• [WHAT THIS TASK INVOLVES]: Filter the records below and copy every line containing the word "Output".
Begin
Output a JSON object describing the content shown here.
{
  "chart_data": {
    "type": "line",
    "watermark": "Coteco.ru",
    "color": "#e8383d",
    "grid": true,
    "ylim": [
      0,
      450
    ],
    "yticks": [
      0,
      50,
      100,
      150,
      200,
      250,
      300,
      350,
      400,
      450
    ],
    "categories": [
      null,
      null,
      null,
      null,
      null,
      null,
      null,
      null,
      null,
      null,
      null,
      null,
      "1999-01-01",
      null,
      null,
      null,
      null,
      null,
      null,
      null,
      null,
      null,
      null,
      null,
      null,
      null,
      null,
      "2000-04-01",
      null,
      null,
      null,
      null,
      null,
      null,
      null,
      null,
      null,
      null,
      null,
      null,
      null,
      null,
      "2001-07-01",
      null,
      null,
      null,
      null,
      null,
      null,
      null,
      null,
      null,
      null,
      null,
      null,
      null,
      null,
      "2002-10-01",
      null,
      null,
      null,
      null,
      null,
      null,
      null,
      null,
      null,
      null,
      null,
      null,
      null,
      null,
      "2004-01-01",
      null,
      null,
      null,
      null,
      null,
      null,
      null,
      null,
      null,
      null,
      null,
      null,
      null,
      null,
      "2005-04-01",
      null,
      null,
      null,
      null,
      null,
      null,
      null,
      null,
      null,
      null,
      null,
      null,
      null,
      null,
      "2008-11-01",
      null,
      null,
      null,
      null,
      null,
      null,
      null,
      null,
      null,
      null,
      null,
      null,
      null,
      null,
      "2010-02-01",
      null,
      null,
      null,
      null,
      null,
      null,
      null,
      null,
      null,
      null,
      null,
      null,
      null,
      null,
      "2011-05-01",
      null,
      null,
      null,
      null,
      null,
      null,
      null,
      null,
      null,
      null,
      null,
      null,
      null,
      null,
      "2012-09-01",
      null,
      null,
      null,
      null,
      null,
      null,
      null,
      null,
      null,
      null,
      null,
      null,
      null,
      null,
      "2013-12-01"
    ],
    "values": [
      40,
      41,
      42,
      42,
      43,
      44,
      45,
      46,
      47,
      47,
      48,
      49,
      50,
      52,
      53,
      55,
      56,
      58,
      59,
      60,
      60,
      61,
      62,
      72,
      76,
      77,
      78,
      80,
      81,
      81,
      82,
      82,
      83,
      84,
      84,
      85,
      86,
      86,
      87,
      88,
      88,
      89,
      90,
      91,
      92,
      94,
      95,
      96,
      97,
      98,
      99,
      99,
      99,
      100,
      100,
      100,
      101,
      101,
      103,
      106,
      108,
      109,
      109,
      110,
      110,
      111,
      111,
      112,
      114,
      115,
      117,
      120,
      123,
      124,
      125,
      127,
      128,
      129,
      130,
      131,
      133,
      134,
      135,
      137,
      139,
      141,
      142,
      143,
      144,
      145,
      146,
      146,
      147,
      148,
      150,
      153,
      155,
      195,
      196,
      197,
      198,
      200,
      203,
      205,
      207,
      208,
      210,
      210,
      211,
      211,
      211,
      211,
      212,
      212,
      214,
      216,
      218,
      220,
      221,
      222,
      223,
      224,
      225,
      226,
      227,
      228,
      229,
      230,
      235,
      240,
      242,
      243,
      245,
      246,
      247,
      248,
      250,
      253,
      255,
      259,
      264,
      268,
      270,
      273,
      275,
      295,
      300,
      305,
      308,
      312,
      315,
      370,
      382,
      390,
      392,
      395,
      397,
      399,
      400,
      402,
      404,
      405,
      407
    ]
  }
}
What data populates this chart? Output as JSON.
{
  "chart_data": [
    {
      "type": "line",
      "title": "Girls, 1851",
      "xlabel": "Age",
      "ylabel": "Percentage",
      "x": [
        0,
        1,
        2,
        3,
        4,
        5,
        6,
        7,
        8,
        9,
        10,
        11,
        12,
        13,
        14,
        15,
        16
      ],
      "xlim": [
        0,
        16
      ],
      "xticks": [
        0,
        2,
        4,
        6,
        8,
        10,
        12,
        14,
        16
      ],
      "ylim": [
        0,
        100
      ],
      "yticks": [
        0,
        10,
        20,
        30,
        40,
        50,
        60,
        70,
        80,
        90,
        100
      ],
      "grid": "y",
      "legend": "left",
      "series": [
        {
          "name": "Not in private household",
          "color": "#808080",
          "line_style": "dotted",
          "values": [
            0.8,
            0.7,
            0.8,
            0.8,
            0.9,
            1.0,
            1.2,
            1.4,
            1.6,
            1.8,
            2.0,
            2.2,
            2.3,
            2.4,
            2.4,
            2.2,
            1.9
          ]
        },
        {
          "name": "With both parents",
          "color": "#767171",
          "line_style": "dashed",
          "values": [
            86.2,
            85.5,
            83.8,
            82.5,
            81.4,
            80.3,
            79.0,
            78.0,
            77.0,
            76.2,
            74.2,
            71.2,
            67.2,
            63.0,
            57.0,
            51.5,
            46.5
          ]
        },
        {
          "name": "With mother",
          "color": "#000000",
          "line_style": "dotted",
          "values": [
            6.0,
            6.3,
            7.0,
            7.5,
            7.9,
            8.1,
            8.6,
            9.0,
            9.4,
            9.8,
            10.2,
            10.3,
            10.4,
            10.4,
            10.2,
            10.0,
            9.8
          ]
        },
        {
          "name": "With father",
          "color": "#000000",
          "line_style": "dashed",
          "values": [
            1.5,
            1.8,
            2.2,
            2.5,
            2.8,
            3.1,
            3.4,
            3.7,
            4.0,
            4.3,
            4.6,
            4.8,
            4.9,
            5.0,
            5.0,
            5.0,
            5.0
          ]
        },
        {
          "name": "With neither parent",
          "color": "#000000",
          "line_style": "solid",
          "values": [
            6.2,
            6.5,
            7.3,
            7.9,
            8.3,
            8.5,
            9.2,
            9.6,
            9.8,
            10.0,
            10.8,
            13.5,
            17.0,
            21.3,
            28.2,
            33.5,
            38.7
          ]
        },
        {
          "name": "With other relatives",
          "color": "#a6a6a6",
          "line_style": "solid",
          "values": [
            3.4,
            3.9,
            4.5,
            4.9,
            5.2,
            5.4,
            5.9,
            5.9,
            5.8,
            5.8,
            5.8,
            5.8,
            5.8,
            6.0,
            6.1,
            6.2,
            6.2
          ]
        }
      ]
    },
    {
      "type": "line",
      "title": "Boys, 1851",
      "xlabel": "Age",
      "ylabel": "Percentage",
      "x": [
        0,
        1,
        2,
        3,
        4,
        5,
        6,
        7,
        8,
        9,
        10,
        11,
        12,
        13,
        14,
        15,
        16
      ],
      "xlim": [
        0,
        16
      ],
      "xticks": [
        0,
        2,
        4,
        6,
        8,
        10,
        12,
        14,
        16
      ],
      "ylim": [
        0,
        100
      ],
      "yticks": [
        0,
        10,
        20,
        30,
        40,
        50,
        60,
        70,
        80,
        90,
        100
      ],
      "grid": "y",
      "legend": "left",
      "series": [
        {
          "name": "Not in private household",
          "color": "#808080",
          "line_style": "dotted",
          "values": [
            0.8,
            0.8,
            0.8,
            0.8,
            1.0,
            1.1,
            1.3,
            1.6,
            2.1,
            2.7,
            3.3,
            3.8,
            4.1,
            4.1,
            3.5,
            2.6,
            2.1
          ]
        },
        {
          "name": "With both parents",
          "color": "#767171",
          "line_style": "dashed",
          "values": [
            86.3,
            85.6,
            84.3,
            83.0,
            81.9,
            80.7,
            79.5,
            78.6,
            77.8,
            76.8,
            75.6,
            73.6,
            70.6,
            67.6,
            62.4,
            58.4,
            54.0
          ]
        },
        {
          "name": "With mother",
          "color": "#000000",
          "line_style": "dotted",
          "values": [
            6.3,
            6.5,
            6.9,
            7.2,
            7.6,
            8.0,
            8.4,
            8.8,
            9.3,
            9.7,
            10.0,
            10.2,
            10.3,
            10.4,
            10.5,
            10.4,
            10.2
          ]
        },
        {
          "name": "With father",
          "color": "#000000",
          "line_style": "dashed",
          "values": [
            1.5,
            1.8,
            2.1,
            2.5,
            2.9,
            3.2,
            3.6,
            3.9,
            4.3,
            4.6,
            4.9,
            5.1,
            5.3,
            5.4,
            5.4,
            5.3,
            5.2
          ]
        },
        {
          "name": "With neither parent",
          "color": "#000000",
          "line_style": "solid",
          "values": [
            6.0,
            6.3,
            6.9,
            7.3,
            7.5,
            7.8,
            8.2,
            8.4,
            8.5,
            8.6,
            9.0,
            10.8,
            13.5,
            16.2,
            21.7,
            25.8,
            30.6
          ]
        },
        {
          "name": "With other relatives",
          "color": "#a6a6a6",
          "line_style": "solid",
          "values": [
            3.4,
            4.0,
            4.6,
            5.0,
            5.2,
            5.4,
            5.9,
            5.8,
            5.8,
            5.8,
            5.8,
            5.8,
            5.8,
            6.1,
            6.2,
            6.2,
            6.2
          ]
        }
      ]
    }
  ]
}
End
• [PROBLEM SOLUTION]:
Output a JSON object describing the content shown here.
What data populates this chart? Output as JSON.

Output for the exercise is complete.